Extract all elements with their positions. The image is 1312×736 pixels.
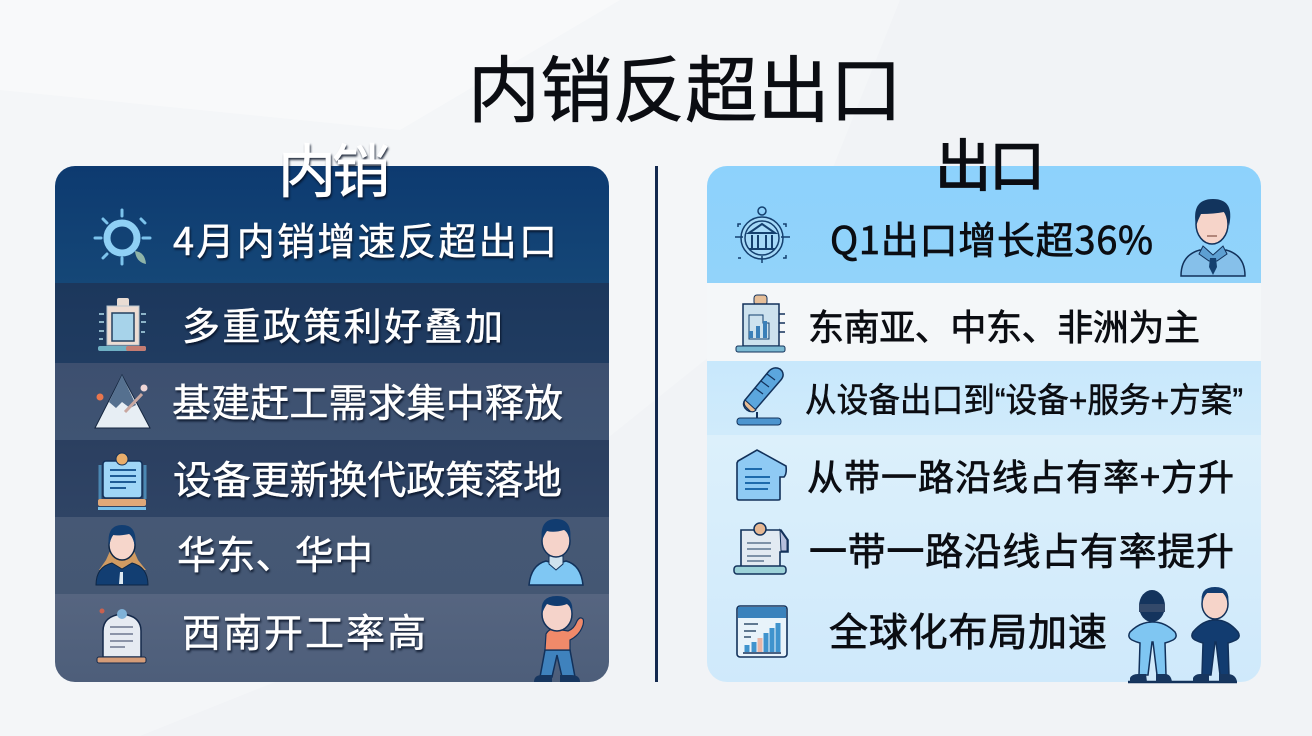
text: 多重政策利好叠加: 多重政策利好叠加 — [182, 296, 503, 351]
heading: 出口: 出口 — [935, 122, 1045, 203]
icon: mountain — [95, 375, 150, 428]
panel: 内销 — [55, 166, 609, 682]
text: 全球化布局加速: 全球化布局加速 — [829, 602, 1107, 658]
text: 基建赶工需求集中释放: 基建赶工需求集中释放 — [172, 373, 563, 429]
icon: document stand — [98, 453, 146, 510]
icon: chart window — [737, 606, 787, 657]
text: 西南开工率高: 西南开工率高 — [182, 603, 426, 659]
text: 东南亚、中东、非洲为主: 东南亚、中东、非洲为主 — [808, 299, 1200, 351]
panel background: 出口 rows — [707, 166, 1261, 682]
text: 4月内销增速反超出口: 4月内销增速反超出口 — [173, 211, 557, 266]
text: 从带一路沿线占有率+方升: 从带一路沿线占有率+方升 — [807, 449, 1234, 501]
icon: clipboard — [98, 298, 146, 351]
text: 华东、华中: 华东、华中 — [177, 525, 373, 581]
text: 一带一路沿线占有率提升: 一带一路沿线占有率提升 — [809, 521, 1234, 576]
icon: man in blue shirt — [529, 519, 583, 585]
text: Q1出口增长超36%: Q1出口增长超36% — [830, 210, 1153, 265]
icon: tablet tag — [97, 608, 146, 663]
panel: 出口 — [707, 166, 1261, 682]
panel background: 内销 rows — [55, 166, 609, 682]
icon: woman — [96, 525, 148, 585]
icon: bank globe — [735, 207, 790, 263]
icon: microscope — [737, 368, 783, 425]
icon: businessman — [1181, 199, 1245, 276]
icon: scroll stand — [734, 523, 788, 574]
text: 从设备出口到“设备+服务+方案”: 从设备出口到“设备+服务+方案” — [805, 382, 1243, 420]
title: 内销反超出口 — [468, 32, 902, 137]
icon: sun magnifier — [95, 210, 150, 264]
icon: document house — [737, 450, 786, 500]
icon: waving man — [534, 596, 584, 682]
divider — [655, 166, 658, 682]
text: 设备更新换代政策落地: 设备更新换代政策落地 — [173, 450, 562, 506]
icon: two people — [1128, 587, 1239, 682]
heading: 内销: 内销 — [278, 125, 390, 209]
icon: building chart — [736, 295, 785, 352]
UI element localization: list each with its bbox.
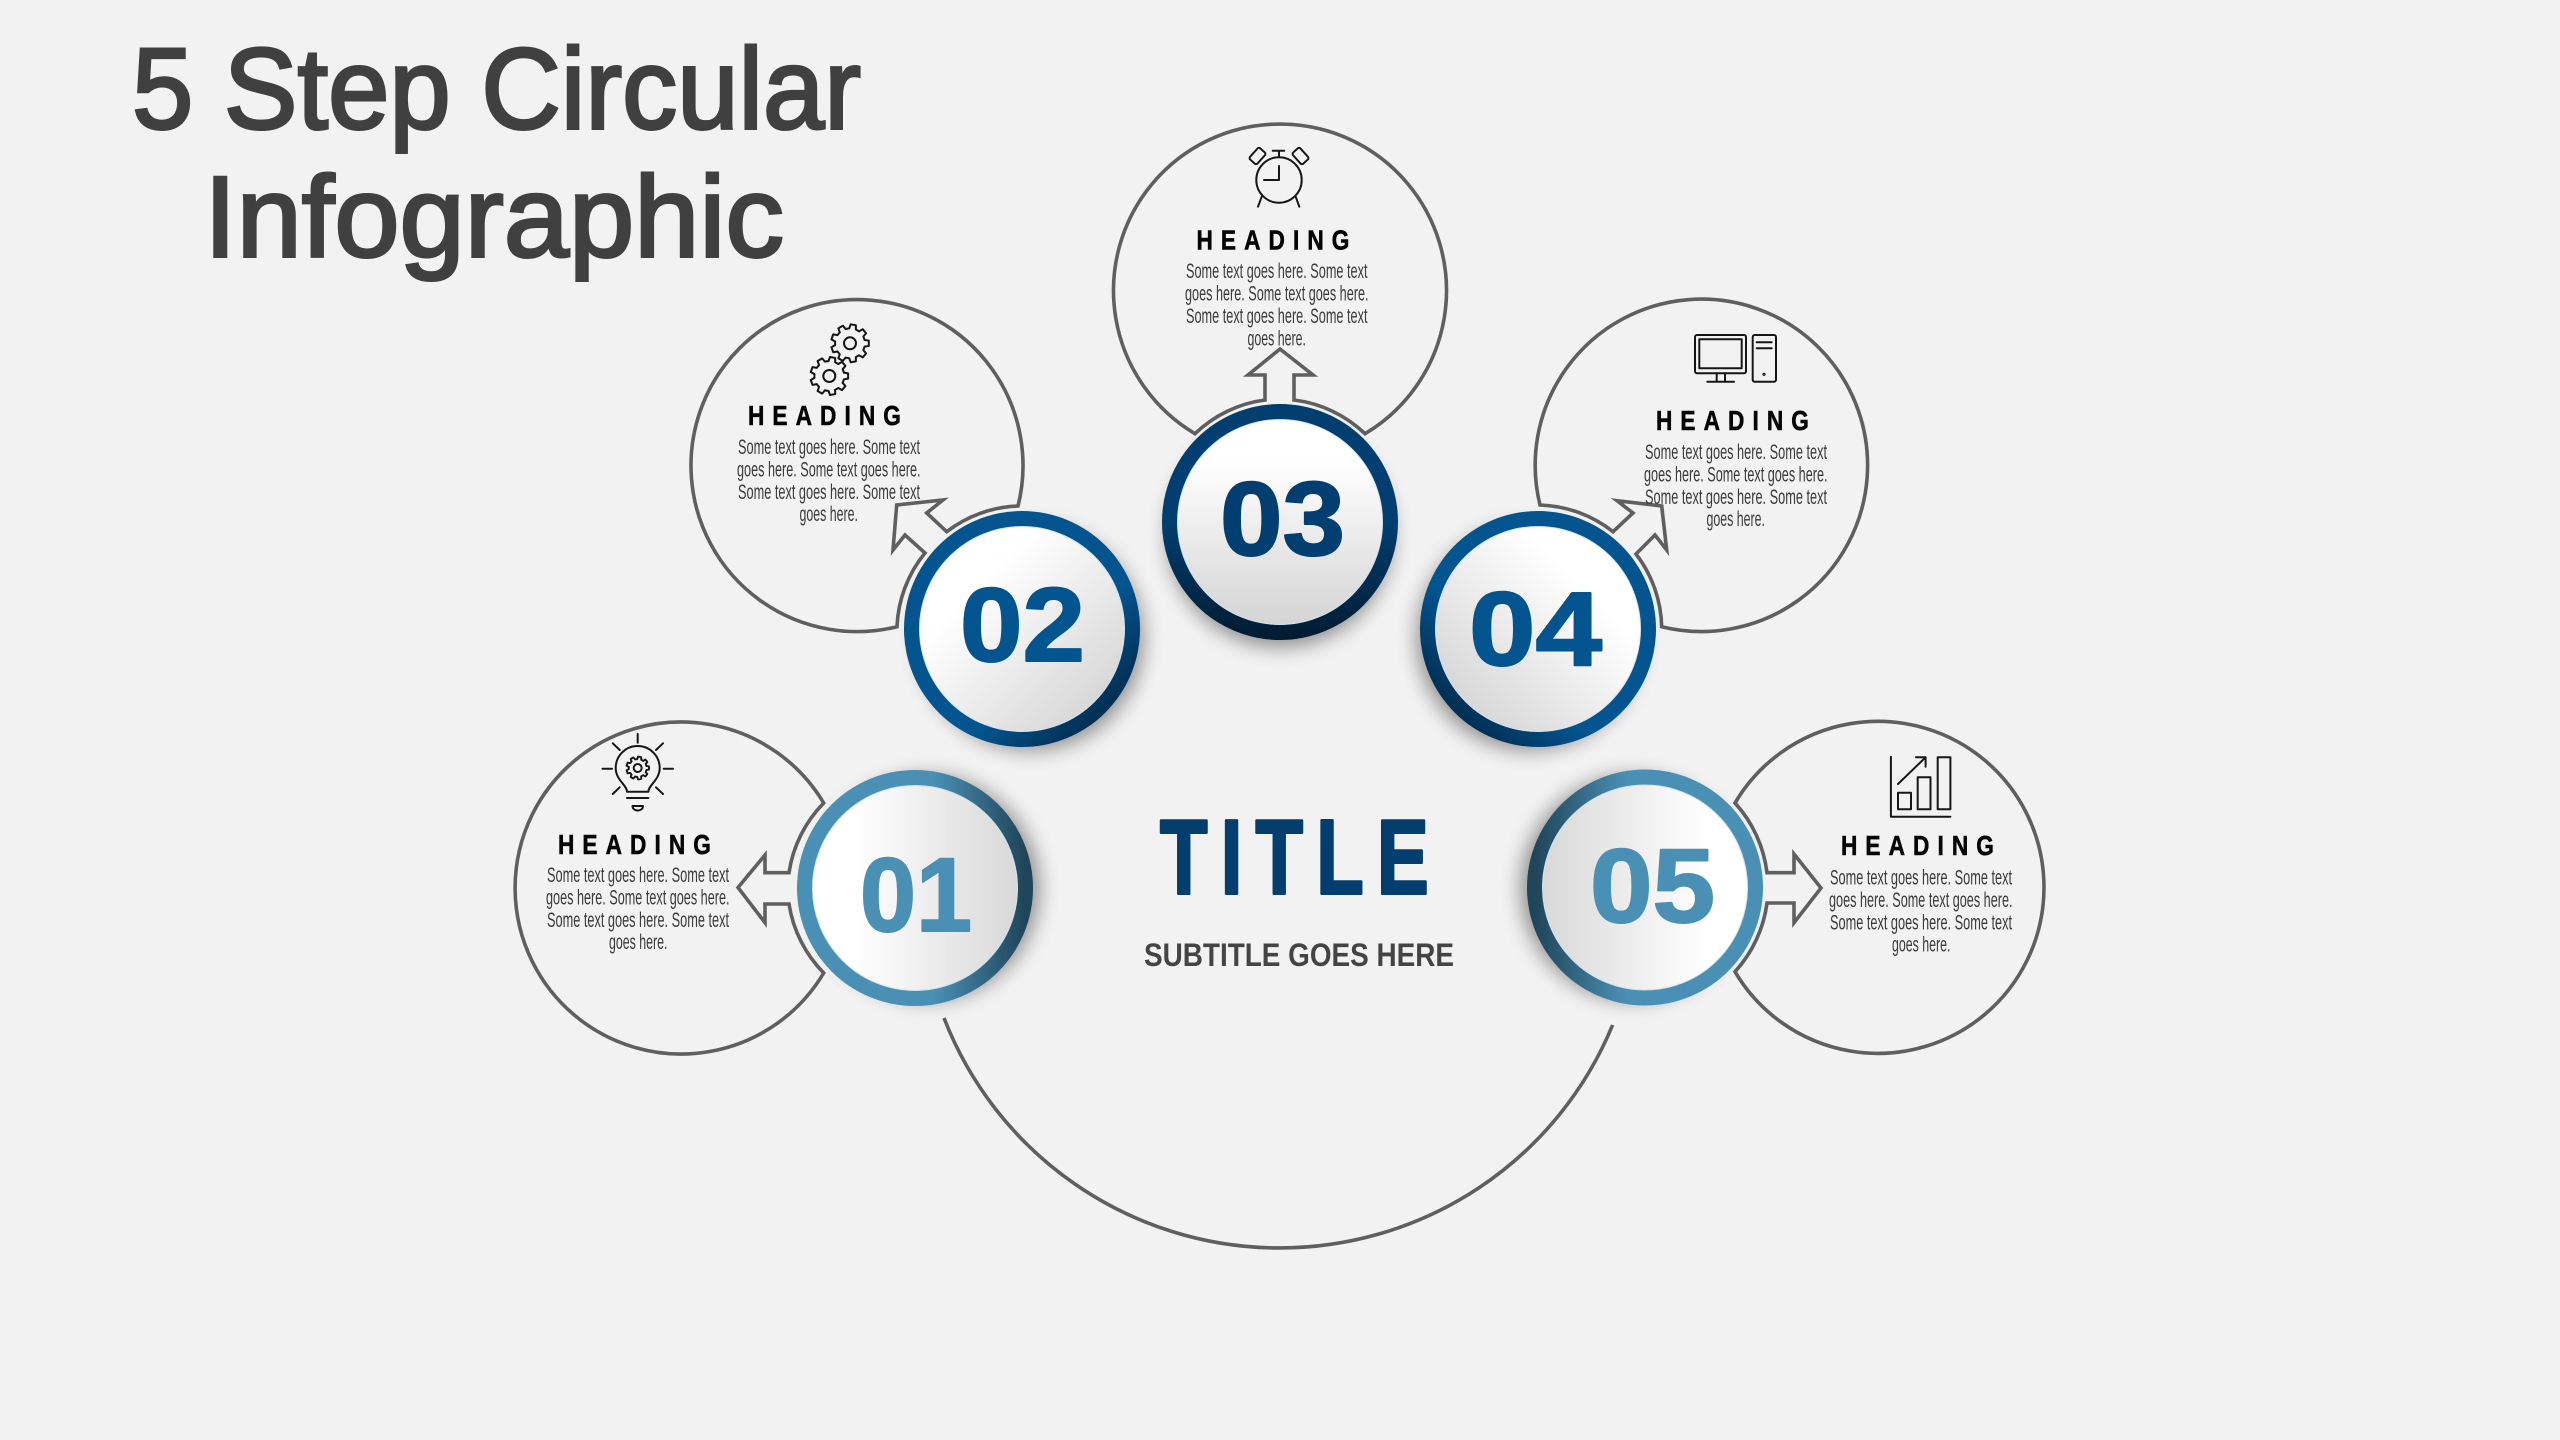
badge 02 [904,511,1143,750]
heading: HEADING [1656,405,1817,436]
panel: step 1 [515,722,1039,1054]
body text: Some text goes here. Some text [547,908,729,932]
outline circle with right arrow [1735,721,2044,1053]
icon: light bulb with gear [602,734,673,810]
body text [737,435,920,526]
body text [1185,259,1368,350]
icon: gears [809,324,869,396]
bottom arc [944,1018,1613,1248]
body text: Some text goes here. Some text [1830,866,2012,890]
body text: goes here. Some text goes here. [546,886,730,910]
body text: goes here. Some text goes here. [1829,888,2012,912]
body text: goes here. Some text goes here. [737,458,920,482]
badge 05 [1521,770,1763,1006]
subtitle: SUBTITLE GOES HERE [1144,937,1454,973]
heading: HEADING [1841,830,2002,861]
body text: Some text goes here. Some text [738,480,920,504]
main title text: TITLE [1160,798,1442,916]
heading: HEADING [1196,224,1358,256]
badge 01 [797,770,1039,1006]
icon: desktop computer [1695,335,1776,382]
badge 04 [1417,511,1656,750]
title [132,26,861,282]
outline circle with left arrow [515,722,824,1054]
body text: goes here. [1706,507,1765,531]
body text: Some text goes here. Some text [1645,440,1827,464]
heading: HEADING [748,400,909,431]
body text: Some text goes here. Some text [1186,304,1368,328]
title: Infographic [204,154,784,282]
badge 03 [1162,404,1398,647]
outline circle with up-left arrow [691,300,1023,632]
title: 5 Step Circular [132,26,861,154]
body text [546,863,730,954]
icon: alarm clock [1249,147,1309,207]
body text: Some text goes here. Some text [547,863,729,887]
panel: step 3 [1114,124,1446,647]
icon: growth chart [1891,757,1950,817]
badge 01: 01 [860,837,972,954]
body text [1829,866,2012,956]
body text [1644,440,1828,531]
panel: step 4 [1417,299,1868,750]
center title [1144,798,1454,973]
badge 02: 02 [960,567,1085,684]
body text: goes here. Some text goes here. [1185,282,1368,306]
outline circle with up-right arrow [1535,299,1868,632]
body text: goes here. [800,502,858,526]
outline circle with up arrow [1114,124,1446,434]
body text: Some text goes here. Some text [1186,259,1368,283]
panel: step 2 [691,300,1143,750]
heading: HEADING [558,829,719,860]
badge 03: 03 [1220,461,1345,578]
body text: Some text goes here. Some text [1645,485,1827,509]
badge 05: 05 [1590,828,1715,945]
badge 04: 04 [1469,571,1602,688]
panel: step 5 [1521,721,2044,1053]
body text: goes here. [609,930,668,954]
body text: goes here. Some text goes here. [1644,462,1828,486]
body text: Some text goes here. Some text [738,435,920,459]
body text: goes here. [1892,932,1950,956]
body text: Some text goes here. Some text [1830,910,2012,934]
body text: goes here. [1248,326,1306,350]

# WHAT IS EXPECTED:
Render the records as a Markdown table with the columns Row and Line, starting at the beginning of the records and running through the line that contains "UI element localization: list", with blank lines left out. Omit the pictures from the table.

# EXERCISE OUTPUT:
| Row | Line |
|---|---|
| 1 | Extract all elements with their positions. The image is 1312×736 pixels. |
| 2 | text: 多重政策利好叠加: 多重政策利好叠加 — [182, 296, 503, 351] |
| 3 | heading: 出口: 出口 — [935, 122, 1045, 203] |
| 4 | icon: mountain — [95, 375, 150, 428] |
| 5 | panel: 内销 — [55, 166, 609, 682] |
| 6 | text: 全球化布局加速: 全球化布局加速 — [829, 602, 1107, 658] |
| 7 | text: 基建赶工需求集中释放: 基建赶工需求集中释放 — [172, 373, 563, 429] |
| 8 | icon: document stand — [98, 453, 146, 510] |
| 9 | icon: chart window — [737, 606, 787, 657] |
| 10 | text: 西南开工率高: 西南开工率高 — [182, 603, 426, 659] |
| 11 | text: 东南亚、中东、非洲为主: 东南亚、中东、非洲为主 — [808, 299, 1200, 351] |
| 12 | panel background: 出口 rows — [707, 166, 1261, 682] |
| 13 | text: 4月内销增速反超出口: 4月内销增速反超出口 — [173, 211, 557, 266] |
| 14 | text: 从带一路沿线占有率+方升: 从带一路沿线占有率+方升 — [807, 449, 1234, 501] |
| 15 | icon: clipboard — [98, 298, 146, 351] |
| 16 | text: 华东、华中: 华东、华中 — [177, 525, 373, 581] |
| 17 | text: 一带一路沿线占有率提升: 一带一路沿线占有率提升 — [809, 521, 1234, 576] |
| 18 | icon: man in blue shirt — [529, 519, 583, 585] |
| 19 | text: Q1出口增长超36%: Q1出口增长超36% — [830, 210, 1153, 265] |
| 20 | icon: tablet tag — [97, 608, 146, 663] |
| 21 | panel: 出口 — [707, 166, 1261, 682] |
| 22 | panel background: 内销 rows — [55, 166, 609, 682] |
| 23 | icon: woman — [96, 525, 148, 585] |
| 24 | icon: bank globe — [735, 207, 790, 263] |
| 25 | icon: microscope — [737, 368, 783, 425] |
| 26 | icon: businessman — [1181, 199, 1245, 276] |
| 27 | icon: scroll stand — [734, 523, 788, 574] |
| 28 | text: 从设备出口到“设备+服务+方案”: 从设备出口到“设备+服务+方案” — [805, 382, 1243, 420] |
| 29 | title: 内销反超出口 — [468, 32, 902, 137] |
| 30 | icon: sun magnifier — [95, 210, 150, 264] |
| 31 | icon: document house — [737, 450, 786, 500] |
| 32 | icon: waving man — [534, 596, 584, 682] |
| 33 | divider — [655, 166, 658, 682] |
| 34 | text: 设备更新换代政策落地: 设备更新换代政策落地 — [173, 450, 562, 506] |
| 35 | icon: two people — [1128, 587, 1239, 682] |
| 36 | heading: 内销: 内销 — [278, 125, 390, 209] |
| 37 | icon: building chart — [736, 295, 785, 352] |
| 38 | UI element localization: list each with its bbox. |